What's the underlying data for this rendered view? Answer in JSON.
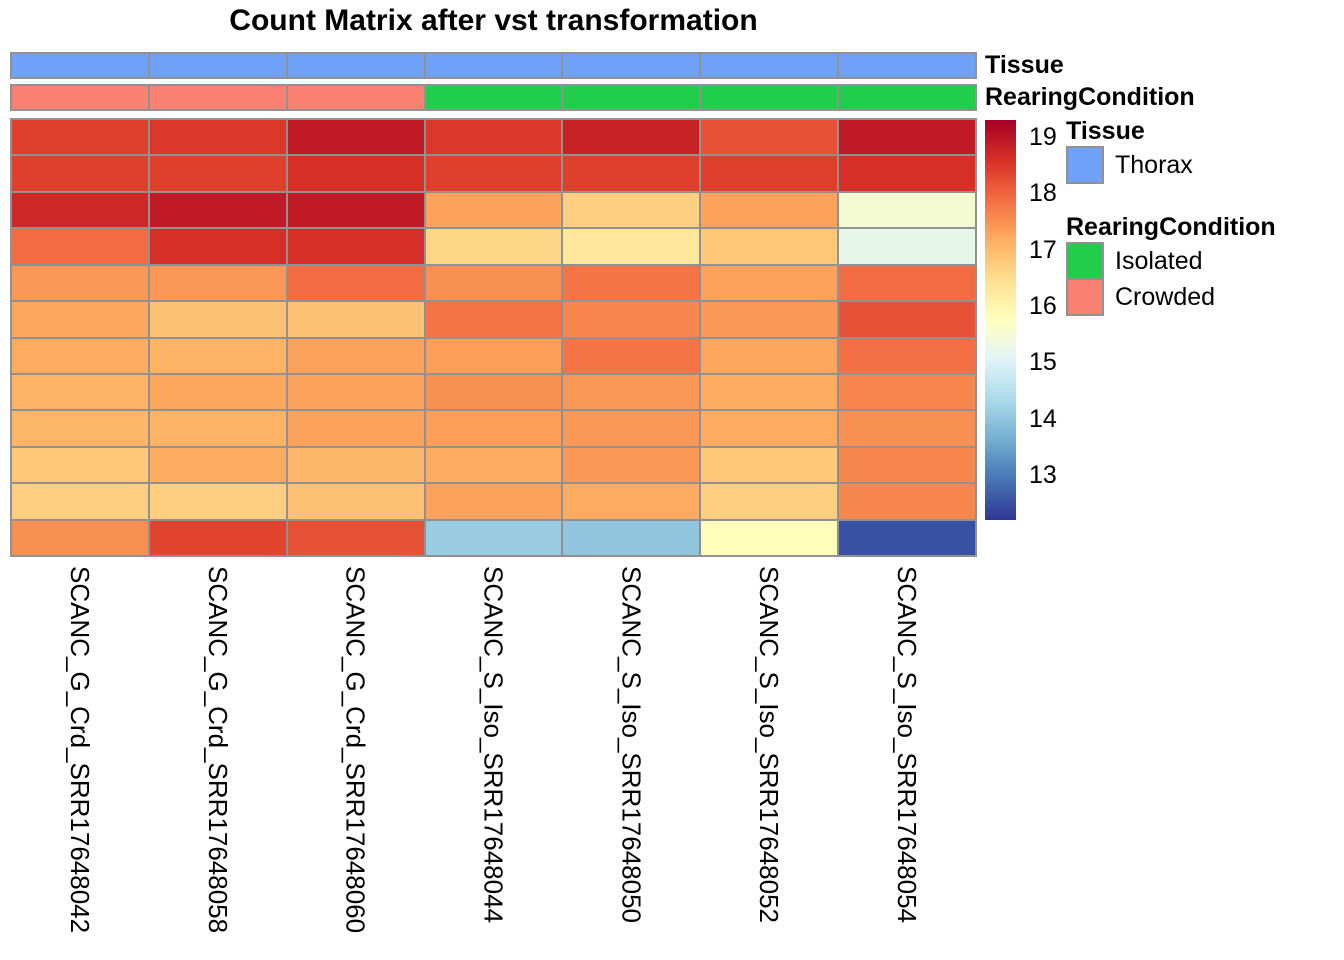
{
  "title": "Count Matrix after vst transformation",
  "annotation_bars": {
    "tissue_label": "Tissue",
    "rearing_label": "RearingCondition",
    "tissue_values": [
      "Thorax",
      "Thorax",
      "Thorax",
      "Thorax",
      "Thorax",
      "Thorax",
      "Thorax"
    ],
    "rearing_values": [
      "Crowded",
      "Crowded",
      "Crowded",
      "Isolated",
      "Isolated",
      "Isolated",
      "Isolated"
    ],
    "category_colors": {
      "Thorax": "#6FA1F8",
      "Isolated": "#20CE4C",
      "Crowded": "#FA8072"
    }
  },
  "legend": {
    "sections": [
      {
        "header": "Tissue",
        "items": [
          {
            "label": "Thorax",
            "color": "#6FA1F8"
          }
        ]
      },
      {
        "header": "RearingCondition",
        "items": [
          {
            "label": "Isolated",
            "color": "#20CE4C"
          },
          {
            "label": "Crowded",
            "color": "#FA8072"
          }
        ]
      }
    ]
  },
  "chart_data": {
    "type": "heatmap",
    "title": "Count Matrix after vst transformation",
    "columns": [
      "SCANC_G_Crd_SRR17648042",
      "SCANC_G_Crd_SRR17648058",
      "SCANC_G_Crd_SRR17648060",
      "SCANC_S_Iso_SRR17648044",
      "SCANC_S_Iso_SRR17648050",
      "SCANC_S_Iso_SRR17648052",
      "SCANC_S_Iso_SRR17648054"
    ],
    "n_rows": 12,
    "row_labels_shown": false,
    "values": [
      [
        18.4,
        18.5,
        18.9,
        18.5,
        18.8,
        18.2,
        18.9
      ],
      [
        18.4,
        18.4,
        18.6,
        18.4,
        18.4,
        18.4,
        18.6
      ],
      [
        18.7,
        18.9,
        18.9,
        17.3,
        16.7,
        17.3,
        15.5
      ],
      [
        17.9,
        18.6,
        18.6,
        16.6,
        16.3,
        16.8,
        15.2
      ],
      [
        17.4,
        17.4,
        17.9,
        17.5,
        17.8,
        17.3,
        17.9
      ],
      [
        17.25,
        16.9,
        16.9,
        17.8,
        17.6,
        17.4,
        18.2
      ],
      [
        17.2,
        17.1,
        17.3,
        17.35,
        17.8,
        17.25,
        17.85
      ],
      [
        17.1,
        17.25,
        17.3,
        17.5,
        17.4,
        17.2,
        17.6
      ],
      [
        17.05,
        17.1,
        17.3,
        17.35,
        17.4,
        17.2,
        17.5
      ],
      [
        16.8,
        17.2,
        17.05,
        17.2,
        17.4,
        16.8,
        17.6
      ],
      [
        16.7,
        16.7,
        16.9,
        17.3,
        17.2,
        16.7,
        17.6
      ],
      [
        17.5,
        18.35,
        18.2,
        14.1,
        14.0,
        15.8,
        12.5
      ]
    ],
    "color_scale": {
      "name": "RdYlBu reversed",
      "palette": [
        "#313695",
        "#4575B4",
        "#74ADD1",
        "#ABD9E9",
        "#E0F3F8",
        "#FFFFBF",
        "#FEE090",
        "#FDAE61",
        "#F46D43",
        "#D73027",
        "#A50026"
      ],
      "domain": [
        12.2,
        19.3
      ],
      "ticks": [
        19,
        18,
        17,
        16,
        15,
        14,
        13
      ]
    },
    "grid_line_color": "#919191",
    "legend_position": "right"
  }
}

Goal » Only the count is needed: the number of lines in the data that include the word "after".

Answer in full » 2